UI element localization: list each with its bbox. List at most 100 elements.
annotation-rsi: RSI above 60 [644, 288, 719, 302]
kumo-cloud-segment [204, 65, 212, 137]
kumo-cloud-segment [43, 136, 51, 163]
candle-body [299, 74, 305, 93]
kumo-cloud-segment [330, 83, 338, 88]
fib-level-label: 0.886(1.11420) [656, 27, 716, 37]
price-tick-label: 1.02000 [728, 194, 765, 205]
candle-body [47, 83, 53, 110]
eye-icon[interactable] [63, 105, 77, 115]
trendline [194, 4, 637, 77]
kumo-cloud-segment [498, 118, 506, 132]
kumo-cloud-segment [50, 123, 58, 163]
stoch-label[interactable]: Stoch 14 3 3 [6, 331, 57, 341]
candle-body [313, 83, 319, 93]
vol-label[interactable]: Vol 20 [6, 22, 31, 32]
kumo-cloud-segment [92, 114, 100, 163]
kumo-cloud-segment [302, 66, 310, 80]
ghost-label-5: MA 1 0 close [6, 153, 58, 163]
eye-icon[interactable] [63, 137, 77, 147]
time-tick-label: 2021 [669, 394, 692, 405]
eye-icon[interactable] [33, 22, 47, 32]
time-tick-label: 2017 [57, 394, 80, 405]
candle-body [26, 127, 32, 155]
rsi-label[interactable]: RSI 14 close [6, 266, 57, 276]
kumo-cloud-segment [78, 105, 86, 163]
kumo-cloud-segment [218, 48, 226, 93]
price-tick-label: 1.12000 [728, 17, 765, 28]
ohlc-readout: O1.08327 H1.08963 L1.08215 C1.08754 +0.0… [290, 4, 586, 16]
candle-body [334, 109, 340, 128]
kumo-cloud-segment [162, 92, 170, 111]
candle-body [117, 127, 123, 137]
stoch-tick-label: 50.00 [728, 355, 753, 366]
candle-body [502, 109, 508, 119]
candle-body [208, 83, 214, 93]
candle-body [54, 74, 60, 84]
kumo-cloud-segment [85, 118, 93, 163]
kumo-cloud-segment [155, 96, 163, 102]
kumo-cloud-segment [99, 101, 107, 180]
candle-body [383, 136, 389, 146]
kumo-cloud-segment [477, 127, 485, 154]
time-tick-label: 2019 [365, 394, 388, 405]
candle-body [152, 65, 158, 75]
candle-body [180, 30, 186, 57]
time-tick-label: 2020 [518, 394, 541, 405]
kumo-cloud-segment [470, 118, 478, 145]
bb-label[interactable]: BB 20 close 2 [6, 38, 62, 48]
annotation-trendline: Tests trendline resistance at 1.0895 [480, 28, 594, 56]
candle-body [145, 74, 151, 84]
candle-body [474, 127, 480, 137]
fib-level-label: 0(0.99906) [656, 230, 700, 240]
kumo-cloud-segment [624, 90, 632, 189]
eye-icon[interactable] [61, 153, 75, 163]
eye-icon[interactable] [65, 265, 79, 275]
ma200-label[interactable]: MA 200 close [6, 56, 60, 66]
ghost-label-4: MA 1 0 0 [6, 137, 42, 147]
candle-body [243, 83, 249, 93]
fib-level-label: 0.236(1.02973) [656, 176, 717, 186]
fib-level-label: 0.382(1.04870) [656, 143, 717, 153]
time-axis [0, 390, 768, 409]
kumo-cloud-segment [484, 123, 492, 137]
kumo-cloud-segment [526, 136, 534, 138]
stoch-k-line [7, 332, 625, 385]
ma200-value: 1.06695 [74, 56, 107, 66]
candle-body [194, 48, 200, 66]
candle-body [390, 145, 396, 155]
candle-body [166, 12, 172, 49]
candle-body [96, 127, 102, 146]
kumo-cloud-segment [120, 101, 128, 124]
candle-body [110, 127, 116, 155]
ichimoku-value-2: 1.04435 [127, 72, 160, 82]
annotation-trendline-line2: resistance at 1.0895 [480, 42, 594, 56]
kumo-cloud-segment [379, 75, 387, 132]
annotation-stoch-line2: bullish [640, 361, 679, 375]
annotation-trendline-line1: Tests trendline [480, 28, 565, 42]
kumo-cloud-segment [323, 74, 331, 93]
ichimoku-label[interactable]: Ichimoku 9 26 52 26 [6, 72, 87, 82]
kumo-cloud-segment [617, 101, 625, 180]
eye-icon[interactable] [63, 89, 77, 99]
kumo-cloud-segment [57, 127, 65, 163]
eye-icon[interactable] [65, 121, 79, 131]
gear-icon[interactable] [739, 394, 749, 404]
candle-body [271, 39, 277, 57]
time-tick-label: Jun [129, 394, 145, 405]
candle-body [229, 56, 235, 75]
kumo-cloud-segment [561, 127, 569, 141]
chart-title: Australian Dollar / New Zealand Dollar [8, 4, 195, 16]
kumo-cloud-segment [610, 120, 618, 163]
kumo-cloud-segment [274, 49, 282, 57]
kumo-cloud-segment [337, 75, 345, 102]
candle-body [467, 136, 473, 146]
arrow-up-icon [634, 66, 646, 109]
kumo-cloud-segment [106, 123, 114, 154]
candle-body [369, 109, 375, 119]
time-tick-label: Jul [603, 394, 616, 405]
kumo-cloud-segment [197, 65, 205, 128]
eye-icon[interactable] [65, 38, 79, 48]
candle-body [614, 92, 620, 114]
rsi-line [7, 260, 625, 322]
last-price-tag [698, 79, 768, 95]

§ AIM
Present every line of the material above as a Markdown table with the columns No. and Entry, numbering each row and omitting blank lines.

§ EXERCISE SOLUTION
| No. | Entry |
|---|---|
| 1 | UI element localization: list each with its bbox. List at most 100 elements. |
| 2 | annotation-rsi: RSI above 60 [644, 288, 719, 302] |
| 3 | kumo-cloud-segment [204, 65, 212, 137] |
| 4 | kumo-cloud-segment [43, 136, 51, 163] |
| 5 | candle-body [299, 74, 305, 93] |
| 6 | kumo-cloud-segment [330, 83, 338, 88] |
| 7 | fib-level-label: 0.886(1.11420) [656, 27, 716, 37] |
| 8 | price-tick-label: 1.02000 [728, 194, 765, 205] |
| 9 | candle-body [47, 83, 53, 110] |
| 10 | eye-icon[interactable] [63, 105, 77, 115] |
| 11 | trendline [194, 4, 637, 77] |
| 12 | kumo-cloud-segment [498, 118, 506, 132] |
| 13 | kumo-cloud-segment [50, 123, 58, 163] |
| 14 | stoch-label[interactable]: Stoch 14 3 3 [6, 331, 57, 341] |
| 15 | candle-body [313, 83, 319, 93] |
| 16 | vol-label[interactable]: Vol 20 [6, 22, 31, 32] |
| 17 | kumo-cloud-segment [92, 114, 100, 163] |
| 18 | kumo-cloud-segment [302, 66, 310, 80] |
| 19 | ghost-label-5: MA 1 0 close [6, 153, 58, 163] |
| 20 | eye-icon[interactable] [63, 137, 77, 147] |
| 21 | time-tick-label: 2021 [669, 394, 692, 405] |
| 22 | eye-icon[interactable] [33, 22, 47, 32] |
| 23 | time-tick-label: 2017 [57, 394, 80, 405] |
| 24 | candle-body [26, 127, 32, 155] |
| 25 | rsi-label[interactable]: RSI 14 close [6, 266, 57, 276] |
| 26 | kumo-cloud-segment [78, 105, 86, 163] |
| 27 | kumo-cloud-segment [218, 48, 226, 93] |
| 28 | price-tick-label: 1.12000 [728, 17, 765, 28] |
| 29 | ohlc-readout: O1.08327 H1.08963 L1.08215 C1.08754 +0.0… [290, 4, 586, 16] |
| 30 | candle-body [334, 109, 340, 128] |
| 31 | kumo-cloud-segment [162, 92, 170, 111] |
| 32 | candle-body [117, 127, 123, 137] |
| 33 | stoch-tick-label: 50.00 [728, 355, 753, 366] |
| 34 | candle-body [502, 109, 508, 119] |
| 35 | candle-body [208, 83, 214, 93] |
| 36 | candle-body [54, 74, 60, 84] |
| 37 | kumo-cloud-segment [85, 118, 93, 163] |
| 38 | kumo-cloud-segment [155, 96, 163, 102] |
| 39 | kumo-cloud-segment [99, 101, 107, 180] |
| 40 | candle-body [383, 136, 389, 146] |
| 41 | kumo-cloud-segment [477, 127, 485, 154] |
| 42 | time-tick-label: 2019 [365, 394, 388, 405] |
| 43 | candle-body [152, 65, 158, 75] |
| 44 | candle-body [180, 30, 186, 57] |
| 45 | time-tick-label: 2020 [518, 394, 541, 405] |
| 46 | kumo-cloud-segment [470, 118, 478, 145] |
| 47 | bb-label[interactable]: BB 20 close 2 [6, 38, 62, 48] |
| 48 | annotation-trendline: Tests trendline resistance at 1.0895 [480, 28, 594, 56] |
| 49 | candle-body [145, 74, 151, 84] |
| 50 | candle-body [474, 127, 480, 137] |
| 51 | fib-level-label: 0(0.99906) [656, 230, 700, 240] |
| 52 | kumo-cloud-segment [624, 90, 632, 189] |
| 53 | eye-icon[interactable] [61, 153, 75, 163] |
| 54 | eye-icon[interactable] [65, 265, 79, 275] |
| 55 | ma200-label[interactable]: MA 200 close [6, 56, 60, 66] |
| 56 | ghost-label-4: MA 1 0 0 [6, 137, 42, 147] |
| 57 | candle-body [243, 83, 249, 93] |
| 58 | fib-level-label: 0.236(1.02973) [656, 176, 717, 186] |
| 59 | fib-level-label: 0.382(1.04870) [656, 143, 717, 153] |
| 60 | time-axis [0, 390, 768, 409] |
| 61 | kumo-cloud-segment [484, 123, 492, 137] |
| 62 | kumo-cloud-segment [526, 136, 534, 138] |
| 63 | stoch-k-line [7, 332, 625, 385] |
| 64 | ma200-value: 1.06695 [74, 56, 107, 66] |
| 65 | candle-body [194, 48, 200, 66] |
| 66 | candle-body [390, 145, 396, 155] |
| 67 | candle-body [166, 12, 172, 49] |
| 68 | candle-body [96, 127, 102, 146] |
| 69 | kumo-cloud-segment [120, 101, 128, 124] |
| 70 | candle-body [110, 127, 116, 155] |
| 71 | ichimoku-value-2: 1.04435 [127, 72, 160, 82] |
| 72 | annotation-trendline-line2: resistance at 1.0895 [480, 42, 594, 56] |
| 73 | kumo-cloud-segment [379, 75, 387, 132] |
| 74 | annotation-stoch-line2: bullish [640, 361, 679, 375] |
| 75 | annotation-trendline-line1: Tests trendline [480, 28, 565, 42] |
| 76 | kumo-cloud-segment [323, 74, 331, 93] |
| 77 | ichimoku-label[interactable]: Ichimoku 9 26 52 26 [6, 72, 87, 82] |
| 78 | kumo-cloud-segment [617, 101, 625, 180] |
| 79 | eye-icon[interactable] [63, 89, 77, 99] |
| 80 | kumo-cloud-segment [57, 127, 65, 163] |
| 81 | eye-icon[interactable] [65, 121, 79, 131] |
| 82 | gear-icon[interactable] [739, 394, 749, 404] |
| 83 | candle-body [271, 39, 277, 57] |
| 84 | time-tick-label: Jun [129, 394, 145, 405] |
| 85 | candle-body [229, 56, 235, 75] |
| 86 | kumo-cloud-segment [561, 127, 569, 141] |
| 87 | chart-title: Australian Dollar / New Zealand Dollar [8, 4, 195, 16] |
| 88 | kumo-cloud-segment [610, 120, 618, 163] |
| 89 | kumo-cloud-segment [274, 49, 282, 57] |
| 90 | kumo-cloud-segment [337, 75, 345, 102] |
| 91 | candle-body [467, 136, 473, 146] |
| 92 | arrow-up-icon [634, 66, 646, 109] |
| 93 | kumo-cloud-segment [106, 123, 114, 154] |
| 94 | candle-body [369, 109, 375, 119] |
| 95 | time-tick-label: Jul [603, 394, 616, 405] |
| 96 | kumo-cloud-segment [197, 65, 205, 128] |
| 97 | eye-icon[interactable] [65, 38, 79, 48] |
| 98 | candle-body [614, 92, 620, 114] |
| 99 | rsi-line [7, 260, 625, 322] |
| 100 | last-price-tag [698, 79, 768, 95] |